AIM →
Copy out every line that contains the word "space".

DATA SHOWN →

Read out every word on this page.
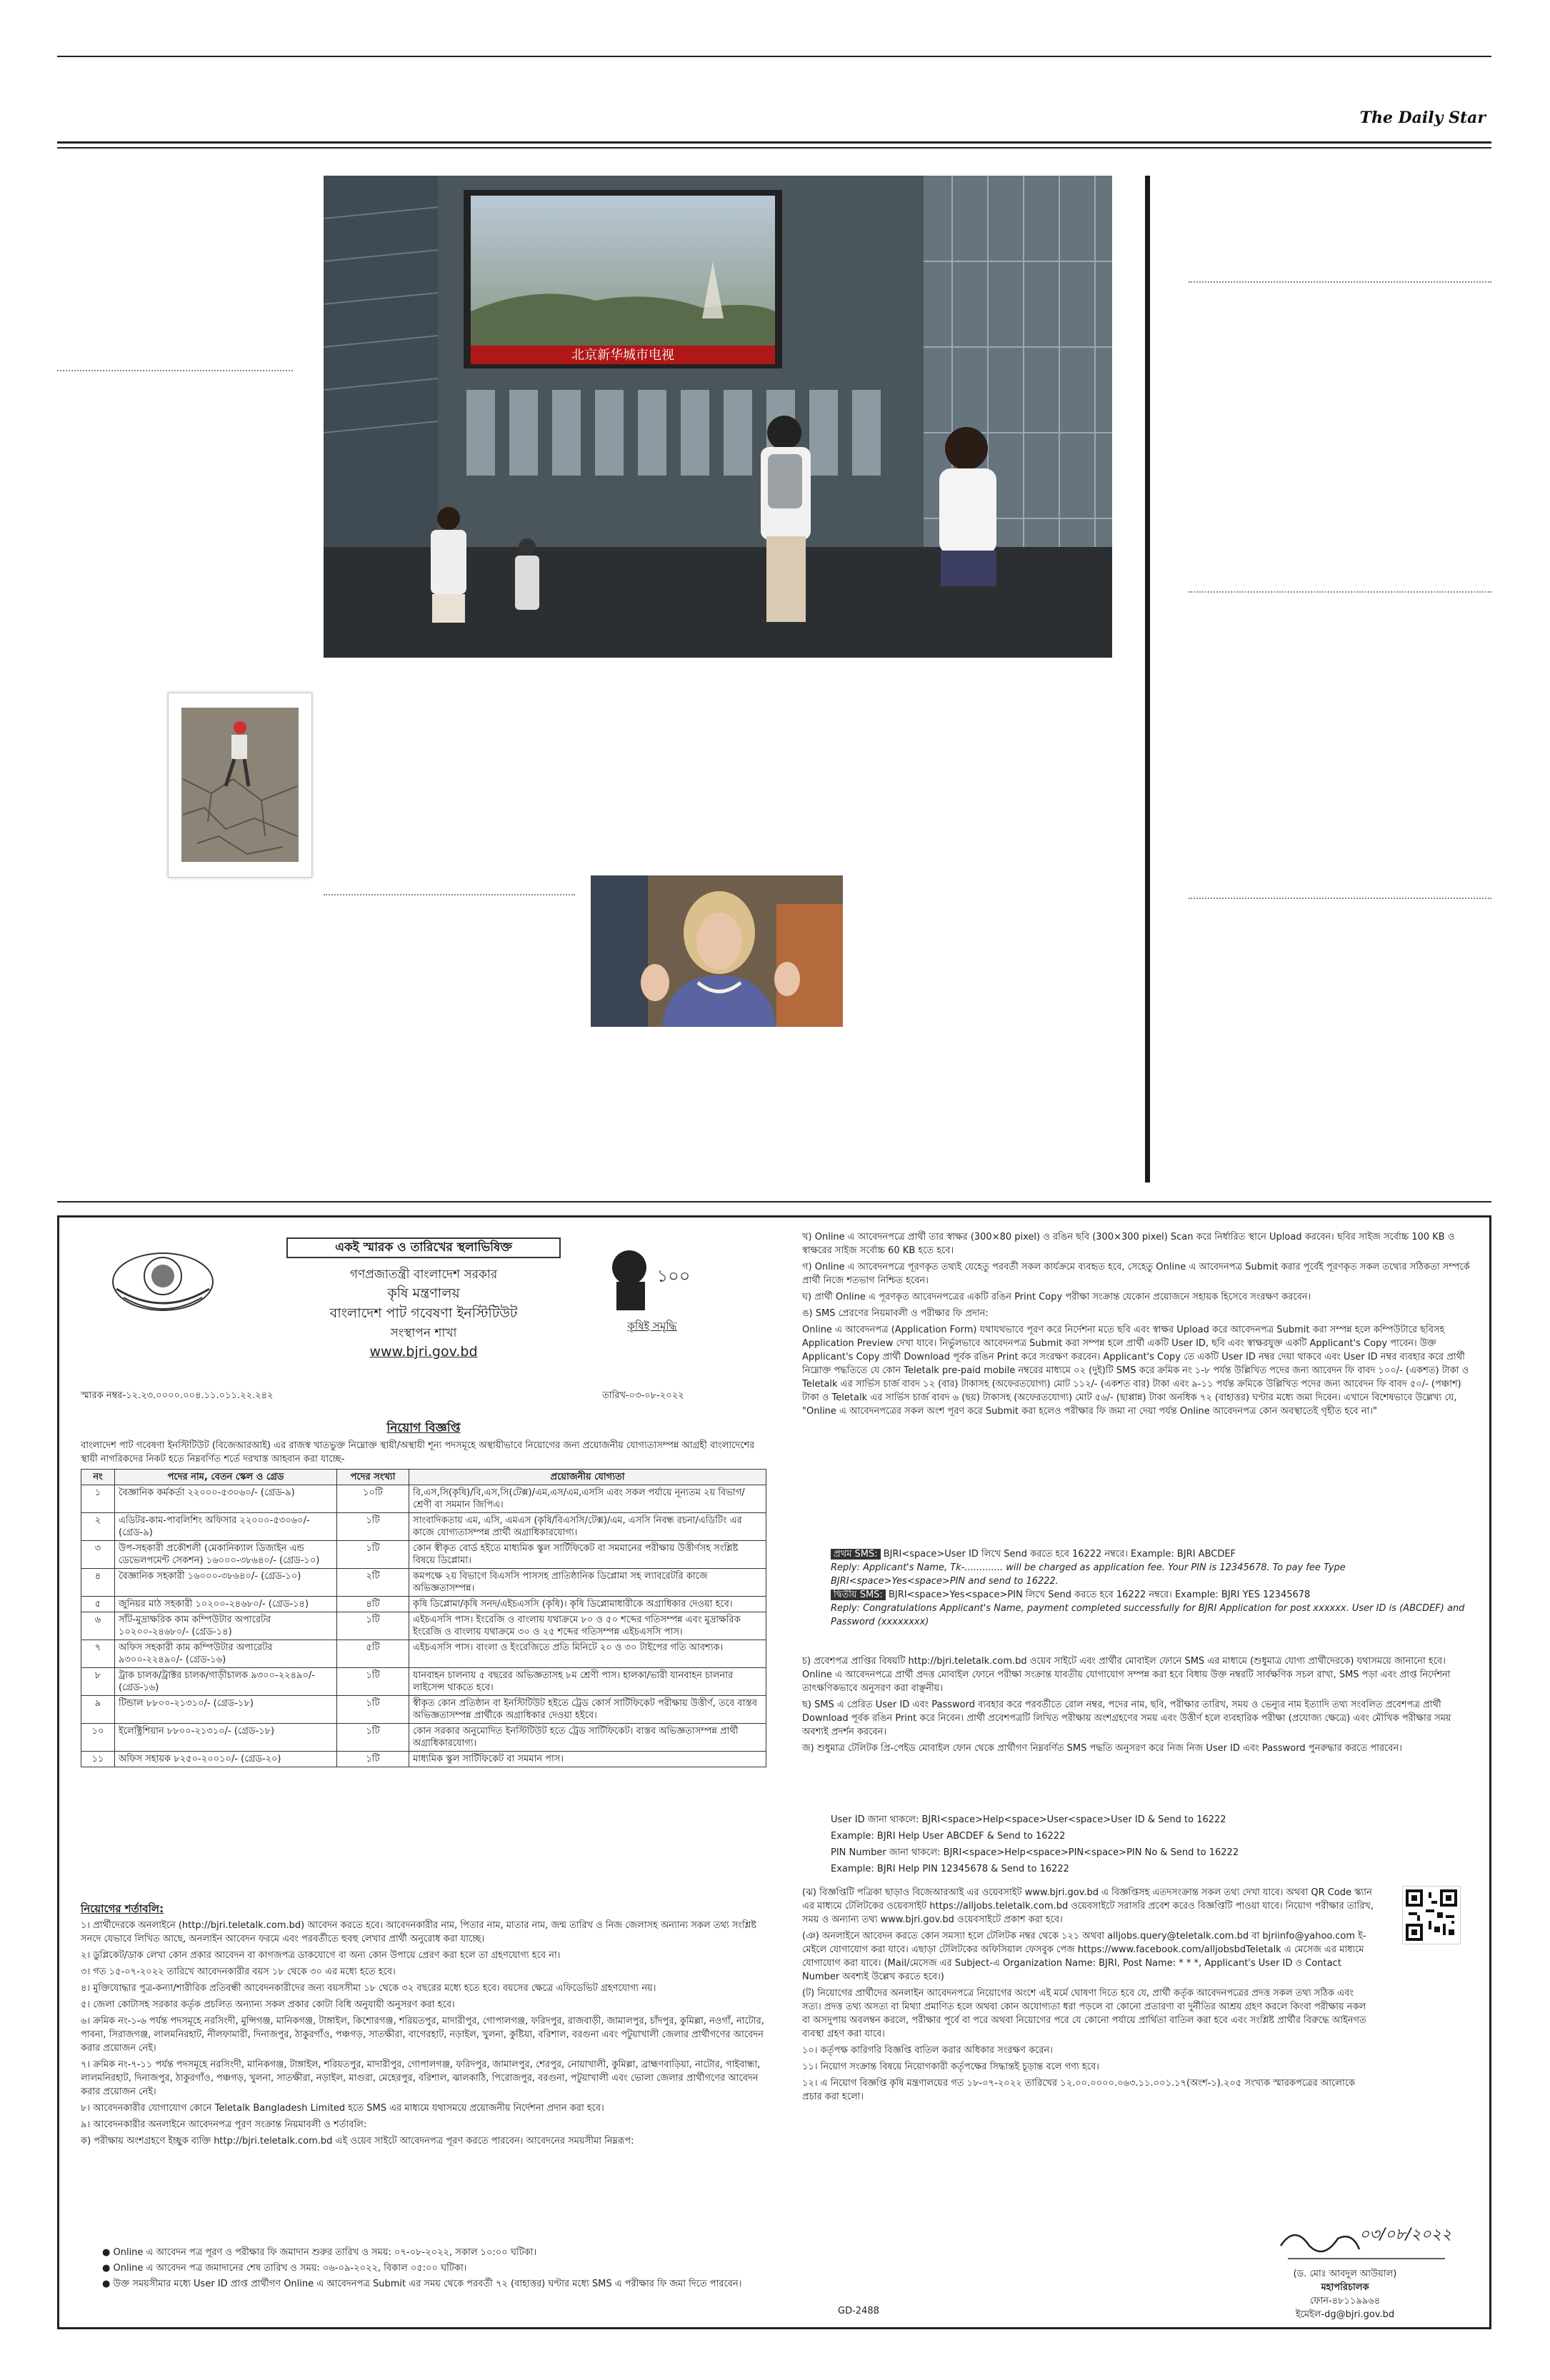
The Daily Star
北京新华城市电视
একই স্মারক ও তারিখের স্থলাভিষিক্ত
গণপ্রজাতন্ত্রী বাংলাদেশ সরকার
কৃষি মন্ত্রণালয়
বাংলাদেশ পাট গবেষণা ইনস্টিটিউট
সংস্থাপন শাখা
www.bjri.gov.bd
১০০
কৃষিই সমৃদ্ধি
স্মারক নম্বর-১২.২৩.০০০০.০০৪.১১.০১১.২২.২৪২	তারিখ-০৩-০৮-২০২২
নিয়োগ বিজ্ঞপ্তি
বাংলাদেশ পাট গবেষণা ইনস্টিটিউট (বিজেআরআই) এর রাজস্ব খাতভুক্ত নিম্নোক্ত স্থায়ী/অস্থায়ী শূন্য পদসমূহে অস্থায়ীভাবে নিয়োগের জন্য প্রয়োজনীয় যোগ্যতাসম্পন্ন আগ্রহী বাংলাদেশের স্থায়ী নাগরিকদের নিকট হতে নিম্নবর্ণিত শর্তে দরখাস্ত আহবান করা যাচ্ছে-
নং	পদের নাম, বেতন স্কেল ও গ্রেড	পদের সংখ্যা	প্রয়োজনীয় যোগ্যতা
১	বৈজ্ঞানিক কর্মকর্তা ২২০০০-৫৩০৬০/- (গ্রেড-৯)	১০টি	বি,এস,সি(কৃষি)/বি,এস,সি(টেক্স)/এম,এস/এম,এসসি এবং সকল পর্যায়ে নূন্যতম ২য় বিভাগ/শ্রেণী বা সমমান জিপিএ।
২	এডিটর-কাম-পাবলিশিং অফিসার ২২০০০-৫৩০৬০/- (গ্রেড-৯)	১টি	সাংবাদিকতায় এম, এসি, এমএস (কৃষি/বিএসসি/টেক্স)/এম, এসসি নিবন্ধ রচনা/এডিটিং এর কাজে যোগ্যতাসম্পন্ন প্রার্থী অগ্রাধিকারযোগ্য।
৩	উপ-সহকারী প্রকৌশলী (মেকানিক্যাল ডিজাইন এন্ড ডেভেলপমেন্ট সেকশন) ১৬০০০-৩৮৬৪০/- (গ্রেড-১০)	১টি	কোন স্বীকৃত বোর্ড হইতে মাধ্যমিক স্কুল সার্টিফিকেট বা সমমানের পরীক্ষায় উত্তীর্ণসহ সংশ্লিষ্ট বিষয়ে ডিপ্লোমা।
৪	বৈজ্ঞানিক সহকারী ১৬০০০-৩৮৬৪০/- (গ্রেড-১০)	২টি	কমপক্ষে ২য় বিভাগে বিএসসি পাসসহ প্রাতিষ্ঠানিক ডিপ্লোমা সহ ল্যাবরেটরি কাজে অভিজ্ঞতাসম্পন্ন।
৫	জুনিয়র মাঠ সহকারী ১০২০০-২৪৬৮০/- (গ্রেড-১৪)	৪টি	কৃষি ডিপ্লোমা/কৃষি সনদ/এইচএসসি (কৃষি)। কৃষি ডিপ্লোমাধারীকে অগ্রাধিকার দেওয়া হবে।
৬	সাঁট-মুদ্রাক্ষরিক কাম কম্পিউটার অপারেটর ১০২০০-২৪৬৮০/- (গ্রেড-১৪)	১টি	এইচএসসি পাস। ইংরেজি ও বাংলায় যথাক্রমে ৮০ ও ৫০ শব্দের গতিসম্পন্ন এবং মুদ্রাক্ষরিক ইংরেজি ও বাংলায় যথাক্রমে ৩০ ও ২৫ শব্দের গতিসম্পন্ন এইচএসসি পাস।
৭	অফিস সহকারী কাম কম্পিউটার অপারেটর ৯৩০০-২২৪৯০/- (গ্রেড-১৬)	৫টি	এইচএসসি পাস। বাংলা ও ইংরেজিতে প্রতি মিনিটে ২০ ও ৩০ টাইপের গতি আবশ্যক।
৮	ট্রাক চালক/ট্রাক্টর চালক/গাড়ীচালক ৯৩০০-২২৪৯০/- (গ্রেড-১৬)	১টি	যানবাহন চালনায় ৫ বছরের অভিজ্ঞতাসহ ৮ম শ্রেণী পাস। হালকা/ভারী যানবাহন চালনার লাইসেন্স থাকতে হবে।
৯	টিন্ডাল ৮৮০০-২১৩১০/- (গ্রেড-১৮)	১টি	স্বীকৃত কোন প্রতিষ্ঠান বা ইনস্টিটিউট হইতে ট্রেড কোর্স সার্টিফিকেট পরীক্ষায় উত্তীর্ণ, তবে বাস্তব অভিজ্ঞতাসম্পন্ন প্রার্থীকে অগ্রাধিকার দেওয়া হইবে।
১০	ইলেক্ট্রিশিয়ান ৮৮০০-২১৩১০/- (গ্রেড-১৮)	১টি	কোন সরকার অনুমোদিত ইনস্টিটিউট হতে ট্রেড সার্টিফিকেট। বাস্তব অভিজ্ঞতাসম্পন্ন প্রার্থী অগ্রাধিকারযোগ্য।
১১	অফিস সহায়ক ৮২৫০-২০০১০/- (গ্রেড-২০)	১টি	মাধ্যমিক স্কুল সার্টিফিকেট বা সমমান পাস।
নিয়োগের শর্তাবলি:
১। প্রার্থীদেরকে অনলাইনে (http://bjri.teletalk.com.bd) আবেদন করতে হবে। আবেদনকারীর নাম, পিতার নাম, মাতার নাম, জন্ম তারিখ ও নিজ জেলাসহ অন্যান্য সকল তথ্য সংশ্লিষ্ট সনদে যেভাবে লিখিত আছে, অনলাইন আবেদন ফরমে এবং পরবর্তীতে হুবহু লেখার প্রার্থী অনুরোধ করা যাচ্ছে।
২। ডুপ্লিকেট/ডাক লেখা কোন প্রকার আবেদন বা কাগজপত্র ডাকযোগে বা অন্য কোন উপায়ে প্রেরণ করা হলে তা গ্রহণযোগ্য হবে না।
৩। গত ১৫-০৭-২০২২ তারিখে আবেদনকারীর বয়স ১৮ থেকে ৩০ এর মধ্যে হতে হবে।
৪। মুক্তিযোদ্ধার পুত্র-কন্যা/শারীরিক প্রতিবন্ধী আবেদনকারীদের জন্য বয়সসীমা ১৮ থেকে ৩২ বছরের মধ্যে হতে হবে। বয়সের ক্ষেত্রে এফিডেভিট গ্রহণযোগ্য নয়।
৫। জেলা কোটাসহ সরকার কর্তৃক প্রচলিত অন্যান্য সকল প্রকার কোটা বিধি অনুযায়ী অনুসরণ করা হবে।
৬। ক্রমিক নং-১-৬ পর্যন্ত পদসমূহে নরসিংদী, মুন্সিগঞ্জ, মানিকগঞ্জ, টাঙ্গাইল, কিশোরগঞ্জ, শরিয়তপুর, মাদারীপুর, গোপালগঞ্জ, ফরিদপুর, রাজবাড়ী, জামালপুর, চাঁদপুর, কুমিল্লা, নওগাঁ, নাটোর, পাবনা, সিরাজগঞ্জ, লালমনিরহাট, নীলফামারী, দিনাজপুর, ঠাকুরগাঁও, পঞ্চগড়, সাতক্ষীরা, বাগেরহাট, নড়াইল, খুলনা, কুষ্টিয়া, বরিশাল, বরগুনা এবং পটুয়াখালী জেলার প্রার্থীগণের আবেদন করার প্রয়োজন নেই।
৭। ক্রমিক নং-৭-১১ পর্যন্ত পদসমূহে নরসিংদী, মানিকগঞ্জ, টাঙ্গাইল, শরিয়তপুর, মাদারীপুর, গোপালগঞ্জ, ফরিদপুর, জামালপুর, শেরপুর, নোয়াখালী, কুমিল্লা, ব্রাহ্মণবাড়িয়া, নাটোর, গাইবান্ধা, লালমনিরহাট, দিনাজপুর, ঠাকুরগাঁও, পঞ্চগড়, খুলনা, সাতক্ষীরা, নড়াইল, মাগুরা, মেহেরপুর, বরিশাল, ঝালকাঠি, পিরোজপুর, বরগুনা, পটুয়াখালী এবং ভোলা জেলার প্রার্থীগণের আবেদন করার প্রয়োজন নেই।
৮। আবেদনকারীর যোগাযোগ কোনে Teletalk Bangladesh Limited হতে SMS এর মাধ্যমে যথাসময়ে প্রয়োজনীয় নির্দেশনা প্রদান করা হবে।
৯। আবেদনকারীর অনলাইনে আবেদনপত্র পূরণ সংক্রান্ত নিয়মাবলী ও শর্তাবলি:
ক) পরীক্ষায় অংশগ্রহণে ইচ্ছুক ব্যক্তি http://bjri.teletalk.com.bd এই ওয়েব সাইটে আবেদনপত্র পূরণ করতে পারবেন। আবেদনের সময়সীমা নিম্নরূপ:
● Online এ আবেদন পত্র পূরণ ও পরীক্ষার ফি জমাদান শুরুর তারিখ ও সময়: ০৭-০৮-২০২২, সকাল ১০:০০ ঘটিকা।
● Online এ আবেদন পত্র জমাদানের শেষ তারিখ ও সময়: ০৬-০৯-২০২২, বিকাল ০৫:০০ ঘটিকা।
● উক্ত সময়সীমার মধ্যে User ID প্রাপ্ত প্রার্থীগণ Online এ আবেদনপত্র Submit এর সময় থেকে পরবর্তী ৭২ (বাহাত্তর) ঘণ্টার মধ্যে SMS এ পরীক্ষার ফি জমা দিতে পারবেন।
খ) Online এ আবেদনপত্রে প্রার্থী তার স্বাক্ষর (300×80 pixel) ও রঙিন ছবি (300×300 pixel) Scan করে নির্ধারিত স্থানে Upload করবেন। ছবির সাইজ সর্বোচ্চ 100 KB ও স্বাক্ষরের সাইজ সর্বোচ্চ 60 KB হতে হবে।
গ) Online এ আবেদনপত্রে পূরণকৃত তথ্যই যেহেতু পরবর্তী সকল কার্যক্রমে ব্যবহৃত হবে, সেহেতু Online এ আবেদনপত্র Submit করার পূর্বেই পূরণকৃত সকল তথ্যের সঠিকতা সম্পর্কে প্রার্থী নিজে শতভাগ নিশ্চিত হবেন।
ঘ) প্রার্থী Online এ পূরণকৃত আবেদনপত্রের একটি রঙিন Print Copy পরীক্ষা সংক্রান্ত যেকোন প্রয়োজনে সহায়ক হিসেবে সংরক্ষণ করবেন।
ঙ) SMS প্রেরণের নিয়মাবলী ও পরীক্ষার ফি প্রদান:
Online এ আবেদনপত্র (Application Form) যথাযথভাবে পূরণ করে নির্দেশনা মতে ছবি এবং স্বাক্ষর Upload করে আবেদনপত্র Submit করা সম্পন্ন হলে কম্পিউটারে ছবিসহ Application Preview দেখা যাবে। নির্ভুলভাবে আবেদনপত্র Submit করা সম্পন্ন হলে প্রার্থী একটি User ID, ছবি এবং স্বাক্ষরযুক্ত একটি Applicant's Copy পাবেন। উক্ত Applicant's Copy প্রার্থী Download পূর্বক রঙিন Print করে সংরক্ষণ করবেন। Applicant's Copy তে একটি User ID নম্বর দেয়া থাকবে এবং User ID নম্বর ব্যবহার করে প্রার্থী নিম্নোক্ত পদ্ধতিতে যে কোন Teletalk pre-paid mobile নম্বরের মাধ্যমে ০২ (দুই)টি SMS করে ক্রমিক নং ১-৮ পর্যন্ত উল্লিখিত পদের জন্য আবেদন ফি বাবদ ১০০/- (একশত) টাকা ও Teletalk এর সার্ভিস চার্জ বাবদ ১২ (বার) টাকাসহ (অফেরতযোগ্য) মোট ১১২/- (একশত বার) টাকা এবং ৯-১১ পর্যন্ত ক্রমিকে উল্লিখিত পদের জন্য আবেদন ফি বাবদ ৫০/- (পঞ্চাশ) টাকা ও Teletalk এর সার্ভিস চার্জ বাবদ ৬ (ছয়) টাকাসহ (অফেরতযোগ্য) মোট ৫৬/- (ছাপ্পান্ন) টাকা অনধিক ৭২ (বাহাত্তর) ঘণ্টার মধ্যে জমা দিবেন। এখানে বিশেষভাবে উল্লেখ্য যে, "Online এ আবেদনপত্রের সকল অংশ পূরণ করে Submit করা হলেও পরীক্ষার ফি জমা না দেয়া পর্যন্ত Online আবেদনপত্র কোন অবস্থাতেই গৃহীত হবে না।"
প্রথম SMS: BJRI<space>User ID লিখে Send করতে হবে 16222 নম্বরে। Example: BJRI ABCDEF
Reply: Applicant's Name, Tk-............. will be charged as application fee. Your PIN is 12345678. To pay fee Type BJRI<space>Yes<space>PIN and send to 16222.
দ্বিতীয় SMS: BJRI<space>Yes<space>PIN লিখে Send করতে হবে 16222 নম্বরে। Example: BJRI YES 12345678
Reply: Congratulations Applicant's Name, payment completed successfully for BJRI Application for post xxxxxx. User ID is (ABCDEF) and Password (xxxxxxxx)
চ) প্রবেশপত্র প্রাপ্তির বিষয়টি http://bjri.teletalk.com.bd ওয়েব সাইটে এবং প্রার্থীর মোবাইল ফোনে SMS এর মাধ্যমে (শুধুমাত্র যোগ্য প্রার্থীদেরকে) যথাসময়ে জানানো হবে। Online এ আবেদনপত্রে প্রার্থী প্রদত্ত মোবাইল ফোনে পরীক্ষা সংক্রান্ত যাবতীয় যোগাযোগ সম্পন্ন করা হবে বিধায় উক্ত নম্বরটি সার্বক্ষণিক সচল রাখা, SMS পড়া এবং প্রাপ্ত নির্দেশনা তাৎক্ষণিকভাবে অনুসরণ করা বাঞ্ছনীয়।
ছ) SMS এ প্রেরিত User ID এবং Password ব্যবহার করে পরবর্তীতে রোল নম্বর, পদের নাম, ছবি, পরীক্ষার তারিখ, সময় ও ভেন্যুর নাম ইত্যাদি তথ্য সংবলিত প্রবেশপত্র প্রার্থী Download পূর্বক রঙিন Print করে নিবেন। প্রার্থী প্রবেশপত্রটি লিখিত পরীক্ষায় অংশগ্রহণের সময় এবং উত্তীর্ণ হলে ব্যবহারিক পরীক্ষা (প্রযোজ্য ক্ষেত্রে) এবং মৌখিক পরীক্ষার সময় অবশ্যই প্রদর্শন করবেন।
জ) শুধুমাত্র টেলিটক প্রি-পেইড মোবাইল ফোন থেকে প্রার্থীগণ নিম্নবর্ণিত SMS পদ্ধতি অনুসরণ করে নিজ নিজ User ID এবং Password পুনরুদ্ধার করতে পারবেন।
User ID জানা থাকলে: BJRI<space>Help<space>User<space>User ID & Send to 16222
Example: BJRI Help User ABCDEF & Send to 16222
PIN Number জানা থাকলে: BJRI<space>Help<space>PIN<space>PIN No & Send to 16222
Example: BJRI Help PIN 12345678 & Send to 16222
(ঝ) বিজ্ঞপ্তিটি পত্রিকা ছাড়াও বিজেআরআই এর ওয়েবসাইট www.bjri.gov.bd এ বিজ্ঞপ্তিসহ এতদসংক্রান্ত সকল তথ্য দেখা যাবে। অথবা QR Code স্ক্যান এর মাধ্যমে টেলিটকের ওয়েবসাইট https://alljobs.teletalk.com.bd ওয়েবসাইটে সরাসরি প্রবেশ করেও বিজ্ঞপ্তিটি পাওয়া যাবে। নিয়োগ পরীক্ষার তারিখ, সময় ও অন্যান্য তথ্য www.bjri.gov.bd ওয়েবসাইটে প্রকাশ করা হবে।
(ঞ) অনলাইনে আবেদন করতে কোন সমস্যা হলে টেলিটক নম্বর থেকে ১২১ অথবা alljobs.query@teletalk.com.bd বা bjriinfo@yahoo.com ই-মেইলে যোগাযোগ করা যাবে। এছাড়া টেলিটকের অফিসিয়াল ফেসবুক পেজ https://www.facebook.com/alljobsbdTeletalk এ মেসেজ এর মাধ্যমে যোগাযোগ করা যাবে। (Mail/মেসেজ এর Subject-এ Organization Name: BJRI, Post Name: * * *, Applicant's User ID ও Contact Number অবশ্যই উল্লেখ করতে হবে।)
(ট) নিয়োগের প্রার্থীদের অনলাইন আবেদনপত্রে নিয়োগের অংশে এই মর্মে ঘোষণা দিতে হবে যে, প্রার্থী কর্তৃক আবেদনপত্রের প্রদত্ত সকল তথ্য সঠিক এবং সত্য। প্রদত্ত তথ্য অসত্য বা মিথ্যা প্রমাণিত হলে অথবা কোন অযোগ্যতা ধরা পড়লে বা কোনো প্রতারণা বা দুর্নীতির আশ্রয় গ্রহণ করলে কিংবা পরীক্ষায় নকল বা অসদুপায় অবলম্বন করলে, পরীক্ষার পূর্বে বা পরে অথবা নিয়োগের পরে যে কোনো পর্যায়ে প্রার্থিতা বাতিল করা হবে এবং সংশ্লিষ্ট প্রার্থীর বিরুদ্ধে আইনগত ব্যবস্থা গ্রহণ করা যাবে।
১০। কর্তৃপক্ষ কারিগরি বিজ্ঞপ্তি বাতিল করার অধিকার সংরক্ষণ করেন।
১১। নিয়োগ সংক্রান্ত বিষয়ে নিয়োগকারী কর্তৃপক্ষের সিদ্ধান্তই চূড়ান্ত বলে গণ্য হবে।
১২। এ নিয়োগ বিজ্ঞপ্তি কৃষি মন্ত্রণালয়ের গত ১৮-০৭-২০২২ তারিখের ১২.০০.০০০০.০৬৩.১১.০০১.১৭(অংশ-১).২০৫ সংখ্যক স্মারকপত্রের আলোকে প্রচার করা হলো।
০৩/০৮/২০২২
(ড. মোঃ আবদুল আউয়াল)
মহাপরিচালক
ফোন-৪৮১১৯৯৬৪
ইমেইল-dg@bjri.gov.bd
GD-2488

RESULT OF THE EXERCISE →
প্রথম SMS: BJRI<space>User ID লিখে Send করতে হবে 16222 নম্বরে। Example: BJRI ABCDEF
Reply: Applicant's Name, Tk-............. will be charged as application fee. Your PIN is 12345678. To pay fee Type BJRI<space>Yes<space>PIN and send to 16222.
দ্বিতীয় SMS: BJRI<space>Yes<space>PIN লিখে Send করতে হবে 16222 নম্বরে। Example: BJRI YES 12345678
User ID জানা থাকলে: BJRI<space>Help<space>User<space>User ID & Send to 16222
PIN Number জানা থাকলে: BJRI<space>Help<space>PIN<space>PIN No & Send to 16222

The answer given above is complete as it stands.